START EXERCISE INPUTS
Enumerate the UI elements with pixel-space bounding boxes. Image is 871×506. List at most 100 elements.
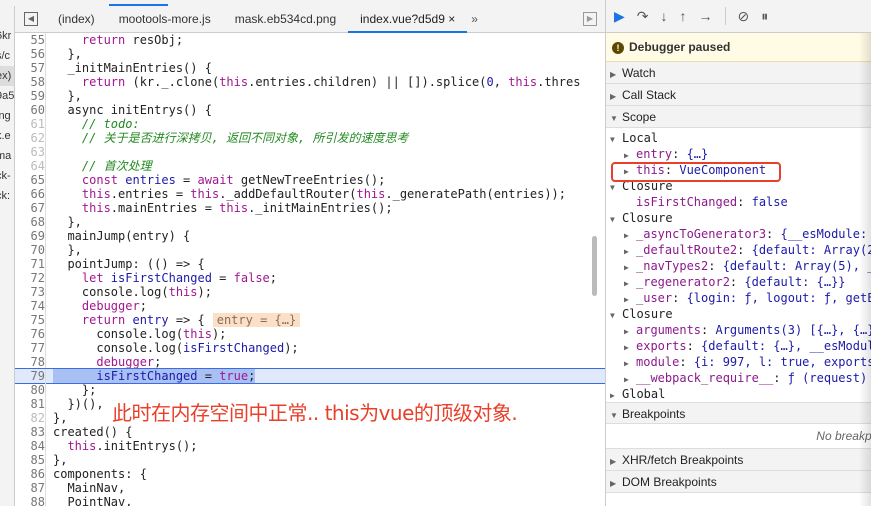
- line-number[interactable]: 64: [15, 159, 46, 173]
- section-dom-breakpoints[interactable]: ▶ DOM Breakpoints: [606, 471, 871, 493]
- line-number[interactable]: 69: [15, 229, 46, 243]
- scope-variable[interactable]: isFirstChanged: false: [610, 194, 871, 210]
- scope-variable[interactable]: ▶ entry: {…}: [610, 146, 871, 162]
- code-token: const: [53, 173, 126, 187]
- scope-group[interactable]: ▼ Closure: [610, 306, 871, 322]
- code-token: .entries =: [110, 187, 191, 201]
- line-number[interactable]: 72: [15, 271, 46, 285]
- line-number[interactable]: 61: [15, 117, 46, 131]
- scope-variable[interactable]: ▶ _asyncToGenerator3: {__esModule: t: [610, 226, 871, 242]
- editor-scrollbar[interactable]: [592, 236, 597, 296]
- scope-group[interactable]: ▼ Local: [610, 130, 871, 146]
- line-number[interactable]: 57: [15, 61, 46, 75]
- line-number[interactable]: 87: [15, 481, 46, 495]
- code-line: 62 // 关于是否进行深拷贝, 返回不同对象, 所引发的速度思考: [15, 131, 605, 145]
- file-item[interactable]: k.e: [0, 126, 14, 146]
- code-line: 60 async initEntrys() {: [15, 103, 605, 117]
- file-item[interactable]: 6kr: [0, 26, 14, 46]
- file-item[interactable]: ing: [0, 106, 14, 126]
- line-number[interactable]: 83: [15, 425, 46, 439]
- expand-icon: ▶: [624, 327, 629, 336]
- line-number[interactable]: 55: [15, 33, 46, 47]
- line-number[interactable]: 60: [15, 103, 46, 117]
- resume-icon[interactable]: ▶︎: [614, 8, 625, 25]
- file-item[interactable]: s/c: [0, 46, 14, 66]
- scope-global[interactable]: ▶ Global: [610, 386, 871, 402]
- line-number[interactable]: 70: [15, 243, 46, 257]
- line-number[interactable]: 58: [15, 75, 46, 89]
- line-number[interactable]: 78: [15, 355, 46, 369]
- scope-variable[interactable]: ▶ _user: {login: ƒ, logout: ƒ, getE: [610, 290, 871, 306]
- scope-variable[interactable]: ▶ __webpack_require__: ƒ (request): [610, 370, 871, 386]
- scope-variable[interactable]: ▶ module: {i: 997, l: true, exports: [610, 354, 871, 370]
- scope-variable[interactable]: ▶ _regenerator2: {default: {…}}: [610, 274, 871, 290]
- deactivate-breakpoints-icon[interactable]: ⊘: [738, 8, 750, 25]
- step-icon[interactable]: →: [699, 8, 713, 24]
- scope-variable[interactable]: ▶ exports: {default: {…}, __esModul: [610, 338, 871, 354]
- line-number[interactable]: 76: [15, 327, 46, 341]
- tab-index[interactable]: (index): [46, 6, 107, 33]
- scope-variable[interactable]: ▶ _navTypes2: {default: Array(5), _: [610, 258, 871, 274]
- code-text: return resObj;: [53, 33, 183, 47]
- tab-mootools-more[interactable]: mootools-more.js: [107, 6, 223, 33]
- code-token: debugger: [53, 355, 155, 369]
- line-number[interactable]: 85: [15, 453, 46, 467]
- code-line: 83 created() {: [15, 425, 605, 439]
- step-out-icon[interactable]: ↑: [680, 8, 687, 24]
- toggle-navigator-icon[interactable]: ◀: [24, 12, 38, 26]
- line-number[interactable]: 62: [15, 131, 46, 145]
- step-over-icon[interactable]: ↷: [637, 8, 649, 25]
- file-navigator[interactable]: 6krs/cex)9a5ingk.emack-ck:: [0, 6, 15, 506]
- code-line: 73 console.log(this);: [15, 285, 605, 299]
- line-number[interactable]: 88: [15, 495, 46, 506]
- file-item[interactable]: ck-: [0, 166, 14, 186]
- toggle-debugger-icon[interactable]: ▶: [583, 12, 597, 26]
- line-number[interactable]: 63: [15, 145, 46, 159]
- tab-index-vue[interactable]: index.vue?d5d9 ×: [348, 6, 468, 33]
- section-xhr-breakpoints[interactable]: ▶ XHR/fetch Breakpoints: [606, 449, 871, 471]
- editor-tab-bar: ◀ (index) mootools-more.js mask.eb534cd.…: [15, 6, 605, 33]
- line-number[interactable]: 56: [15, 47, 46, 61]
- line-number[interactable]: 75: [15, 313, 46, 327]
- highlight-box: [611, 162, 781, 182]
- section-breakpoints[interactable]: ▼ Breakpoints: [606, 402, 871, 424]
- pause-on-exceptions-icon[interactable]: ⏸: [761, 8, 768, 25]
- code-token: => {: [168, 313, 205, 327]
- code-token: },: [53, 453, 68, 467]
- line-number[interactable]: 65: [15, 173, 46, 187]
- code-token: let: [53, 271, 111, 285]
- line-number[interactable]: 79: [15, 369, 46, 383]
- file-item[interactable]: ck:: [0, 186, 14, 206]
- line-number[interactable]: 82: [15, 411, 46, 425]
- line-number[interactable]: 66: [15, 187, 46, 201]
- scope-group[interactable]: ▼ Closure: [610, 210, 871, 226]
- line-number[interactable]: 67: [15, 201, 46, 215]
- code-text: };: [53, 383, 96, 397]
- line-number[interactable]: 73: [15, 285, 46, 299]
- code-token: // 首次处理: [53, 159, 152, 173]
- code-token: this: [53, 201, 111, 215]
- scope-variable[interactable]: ▶ _defaultRoute2: {default: Array(2: [610, 242, 871, 258]
- line-number[interactable]: 59: [15, 89, 46, 103]
- section-watch[interactable]: ▶ Watch: [606, 62, 871, 84]
- tab-mask-png[interactable]: mask.eb534cd.png: [223, 6, 348, 33]
- line-number[interactable]: 86: [15, 467, 46, 481]
- section-call-stack[interactable]: ▶ Call Stack: [606, 84, 871, 106]
- step-into-icon[interactable]: ↓: [661, 8, 668, 24]
- more-tabs-button[interactable]: »: [467, 12, 482, 26]
- line-number[interactable]: 74: [15, 299, 46, 313]
- line-number[interactable]: 77: [15, 341, 46, 355]
- section-scope[interactable]: ▼ Scope: [606, 106, 871, 128]
- code-editor[interactable]: 55 return resObj; 56 }, 57 _initMainEntrie…: [15, 33, 605, 506]
- code-text: },: [53, 243, 81, 257]
- line-number[interactable]: 68: [15, 215, 46, 229]
- line-number[interactable]: 84: [15, 439, 46, 453]
- file-item[interactable]: ex): [0, 66, 14, 86]
- line-number[interactable]: 71: [15, 257, 46, 271]
- line-number[interactable]: 81: [15, 397, 46, 411]
- line-number[interactable]: 80: [15, 383, 46, 397]
- file-item[interactable]: ma: [0, 146, 14, 166]
- file-item[interactable]: 9a5: [0, 86, 14, 106]
- scope-variable[interactable]: ▶ arguments: Arguments(3) [{…}, {…}: [610, 322, 871, 338]
- code-line: 79 isFirstChanged = true;: [15, 368, 605, 384]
END EXERCISE INPUTS
* WHAT TO PRODUCE: Rewrite the rows as a JSON list of strings, one string per line and no blank lines, starting at the line with "- line-number[interactable]: 64: [15, 159, 46, 173]" and running through the line with "- line-number[interactable]: 55: [15, 33, 46, 47]", both included.

* RESULT BELOW:
[
  "- line-number[interactable]: 64: [15, 159, 46, 173]",
  "- section-dom-breakpoints[interactable]: ▶ DOM Breakpoints: [606, 471, 871, 493]",
  "- line-number[interactable]: 69: [15, 229, 46, 243]",
  "- scope-variable[interactable]: isFirstChanged: false: [610, 194, 871, 210]",
  "- scope-variable[interactable]: ▶ entry: {…}: [610, 146, 871, 162]",
  "- code-token: const: [53, 173, 126, 187]",
  "- scope-group[interactable]: ▼ Closure: [610, 306, 871, 322]",
  "- code-token: .entries =: [110, 187, 191, 201]",
  "- line-number[interactable]: 72: [15, 271, 46, 285]",
  "- line-number[interactable]: 61: [15, 117, 46, 131]",
  "- scope-variable[interactable]: ▶ _asyncToGenerator3: {__esModule: t: [610, 226, 871, 242]",
  "- editor-scrollbar[interactable]: [592, 236, 597, 296]",
  "- scope-group[interactable]: ▼ Local: [610, 130, 871, 146]",
  "- line-number[interactable]: 57: [15, 61, 46, 75]",
  "- line-number[interactable]: 87: [15, 481, 46, 495]",
  "- code-line: 62 // 关于是否进行深拷贝, 返回不同对象, 所引发的速度思考: [15, 131, 605, 145]",
  "- file-item[interactable]: k.e: [0, 126, 14, 146]",
  "- code-line: 60 async initEntrys() {: [15, 103, 605, 117]",
  "- file-item[interactable]: 6kr: [0, 26, 14, 46]",
  "- file-item[interactable]: ing: [0, 106, 14, 126]",
  "- line-number[interactable]: 83: [15, 425, 46, 439]",
  "- expand-icon: ▶: [624, 327, 629, 336]",
  "- line-number[interactable]: 55: [15, 33, 46, 47]"
]